MATERIAL PROVIDED:
****************************************

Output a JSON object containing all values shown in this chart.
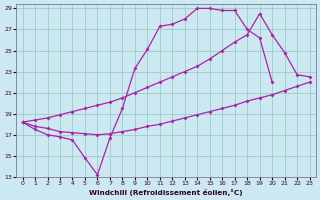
{
  "xlabel": "Windchill (Refroidissement éolien,°C)",
  "background_color": "#cce8f0",
  "line_color": "#aa22aa",
  "grid_color": "#99cccc",
  "xlim": [
    -0.5,
    23.5
  ],
  "ylim": [
    13,
    29.4
  ],
  "xticks": [
    0,
    1,
    2,
    3,
    4,
    5,
    6,
    7,
    8,
    9,
    10,
    11,
    12,
    13,
    14,
    15,
    16,
    17,
    18,
    19,
    20,
    21,
    22,
    23
  ],
  "yticks": [
    13,
    15,
    17,
    19,
    21,
    23,
    25,
    27,
    29
  ],
  "l1x": [
    0,
    1,
    2,
    3,
    4,
    5,
    6,
    7,
    8,
    9,
    10,
    11,
    12,
    13,
    14,
    15,
    16,
    17,
    18,
    19,
    20
  ],
  "l1y": [
    18.2,
    17.5,
    17.0,
    16.8,
    16.5,
    14.8,
    13.2,
    16.7,
    19.5,
    23.3,
    25.1,
    27.3,
    27.5,
    28.0,
    29.0,
    29.0,
    28.8,
    28.8,
    27.0,
    26.2,
    22.0
  ],
  "l2x": [
    0,
    1,
    2,
    3,
    4,
    5,
    6,
    7,
    8,
    9,
    10,
    11,
    12,
    13,
    14,
    15,
    16,
    17,
    18,
    19,
    20,
    21,
    22,
    23
  ],
  "l2y": [
    18.2,
    18.4,
    18.6,
    18.9,
    19.2,
    19.5,
    19.8,
    20.1,
    20.5,
    21.0,
    21.5,
    22.0,
    22.5,
    23.0,
    23.5,
    24.2,
    25.0,
    25.8,
    26.5,
    28.5,
    26.5,
    24.8,
    22.7,
    22.5
  ],
  "l3x": [
    0,
    1,
    2,
    3,
    4,
    5,
    6,
    7,
    8,
    9,
    10,
    11,
    12,
    13,
    14,
    15,
    16,
    17,
    18,
    19,
    20,
    21,
    22,
    23
  ],
  "l3y": [
    18.2,
    17.8,
    17.6,
    17.3,
    17.2,
    17.1,
    17.0,
    17.1,
    17.3,
    17.5,
    17.8,
    18.0,
    18.3,
    18.6,
    18.9,
    19.2,
    19.5,
    19.8,
    20.2,
    20.5,
    20.8,
    21.2,
    21.6,
    22.0
  ]
}
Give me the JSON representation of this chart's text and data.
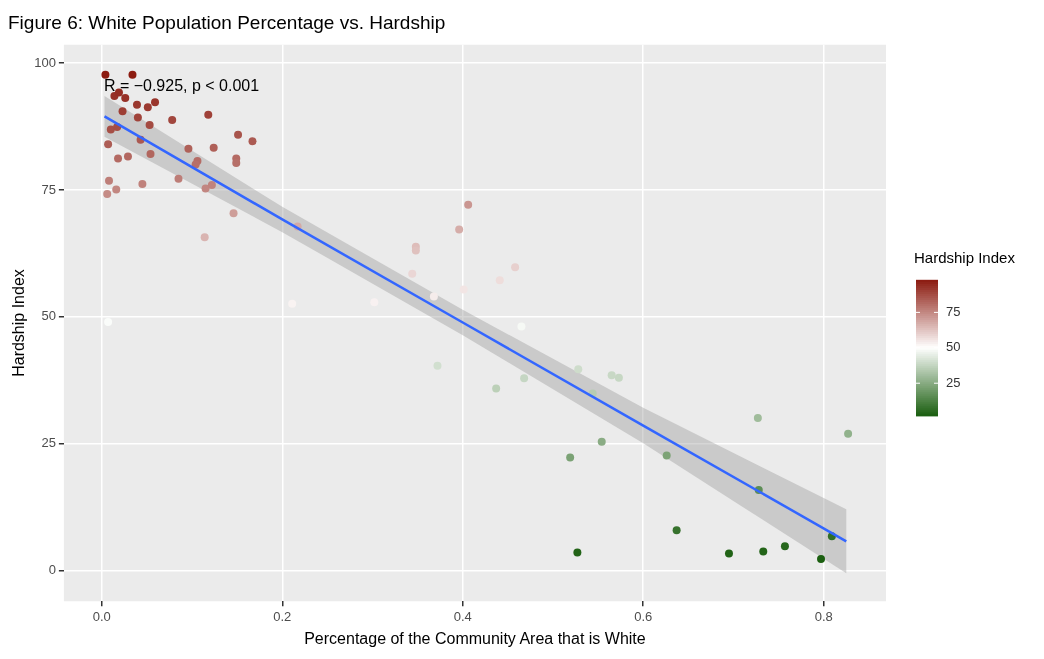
{
  "chart_data": {
    "type": "scatter",
    "title": "Figure 6: White Population Percentage vs. Hardship",
    "xlabel": "Percentage of the Community Area that is White",
    "ylabel": "Hardship Index",
    "clabel": "Hardship Index",
    "annotations": [
      "R = −0.925, p < 0.001"
    ],
    "xlim": [
      -0.042,
      0.869
    ],
    "ylim": [
      -6,
      103.6
    ],
    "xticks": [
      {
        "value": 0,
        "label": "0.0"
      },
      {
        "value": 0.2,
        "label": "0.2"
      },
      {
        "value": 0.4,
        "label": "0.4"
      },
      {
        "value": 0.6,
        "label": "0.6"
      },
      {
        "value": 0.8,
        "label": "0.8"
      }
    ],
    "yticks": [
      0,
      25,
      50,
      75,
      100
    ],
    "clim": [
      2,
      98
    ],
    "cticks": [
      25,
      50,
      75
    ],
    "grid": true,
    "legend": false,
    "series": [
      {
        "marker": "circle",
        "x": [
          0.004,
          0.034,
          0.014,
          0.019,
          0.026,
          0.039,
          0.059,
          0.051,
          0.023,
          0.04,
          0.053,
          0.078,
          0.118,
          0.01,
          0.017,
          0.007,
          0.043,
          0.096,
          0.124,
          0.151,
          0.167,
          0.018,
          0.029,
          0.054,
          0.106,
          0.104,
          0.149,
          0.149,
          0.008,
          0.045,
          0.085,
          0.016,
          0.006,
          0.115,
          0.122,
          0.146,
          0.114,
          0.007,
          0.211,
          0.302,
          0.217,
          0.406,
          0.396,
          0.348,
          0.348,
          0.344,
          0.458,
          0.441,
          0.401,
          0.368,
          0.465,
          0.372,
          0.468,
          0.437,
          0.528,
          0.565,
          0.573,
          0.544,
          0.519,
          0.554,
          0.626,
          0.727,
          0.827,
          0.728,
          0.637,
          0.527,
          0.695,
          0.733,
          0.757,
          0.797,
          0.809
        ],
        "values": [
          97.7,
          97.7,
          93.5,
          94.2,
          93.1,
          91.8,
          92.3,
          91.3,
          90.5,
          89.3,
          87.8,
          88.8,
          89.8,
          86.9,
          87.4,
          84,
          84.9,
          83.1,
          83.3,
          85.9,
          84.6,
          81.2,
          81.6,
          82.1,
          80.7,
          80,
          81.2,
          80.3,
          76.8,
          76.2,
          77.2,
          75.1,
          74.2,
          75.3,
          76,
          70.4,
          65.7,
          49,
          52.6,
          52.9,
          67.8,
          72.1,
          67.2,
          63.8,
          63.1,
          58.5,
          59.8,
          57.2,
          55.4,
          54,
          48.1,
          40.4,
          37.9,
          35.9,
          39.7,
          38.5,
          38,
          34.9,
          22.3,
          25.4,
          22.7,
          30.1,
          27,
          15.9,
          8,
          3.6,
          3.4,
          3.8,
          4.8,
          2.3,
          6.8
        ],
        "colors": [
          "#8c1b10",
          "#8c1b10",
          "#963026",
          "#942c22",
          "#973127",
          "#9a382e",
          "#99352c",
          "#9b3a31",
          "#9d3e34",
          "#a0433a",
          "#a44b42",
          "#a1463d",
          "#9f4138",
          "#a64f46",
          "#a54d44",
          "#ad5d55",
          "#ab5951",
          "#af6159",
          "#af6058",
          "#a8544b",
          "#ab5a52",
          "#b46a63",
          "#b36861",
          "#b1665e",
          "#b56c65",
          "#b77069",
          "#b46a63",
          "#b66f68",
          "#be7f79",
          "#c0827c",
          "#bd7d77",
          "#c28781",
          "#c58c86",
          "#c28681",
          "#c0837d",
          "#ce9e99",
          "#d9b4b1",
          "#fafcfa",
          "#f9f3f2",
          "#f8f1f1",
          "#d4aaa6",
          "#ca9691",
          "#d5ada9",
          "#debdba",
          "#dfc1be",
          "#ead6d5",
          "#e7d0ce",
          "#eedddb",
          "#f2e5e4",
          "#f5eceb",
          "#f6f9f5",
          "#d1dfcf",
          "#c5d6c3",
          "#bcd0b8",
          "#cedccb",
          "#c8d8c5",
          "#c6d7c3",
          "#b7ccb3",
          "#7ba275",
          "#8aac84",
          "#7da376",
          "#a0bc9b",
          "#91b28c",
          "#5c8d55",
          "#37722d",
          "#226317",
          "#216316",
          "#236418",
          "#27671d",
          "#1b5f10",
          "#316e27"
        ]
      },
      {
        "type": "line",
        "marker": "none",
        "color": "#3366ff",
        "x": [
          0.003,
          0.2,
          0.4,
          0.6,
          0.825
        ],
        "values": [
          89.5,
          69.2,
          48.9,
          28.6,
          5.8
        ],
        "lower": [
          85.5,
          66.7,
          46.4,
          25.1,
          -0.5
        ],
        "upper": [
          93.5,
          71.7,
          51.4,
          32.1,
          12.1
        ]
      }
    ]
  }
}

****************************************

EXERCISE REQUIREMENTS:
Point out every line holding the string "Percentage" and copy it.

FULL RESPONSE:
    "title": "Figure 6: White Population Percentage vs. Hardship",
    "xlabel": "Percentage of the Community Area that is White",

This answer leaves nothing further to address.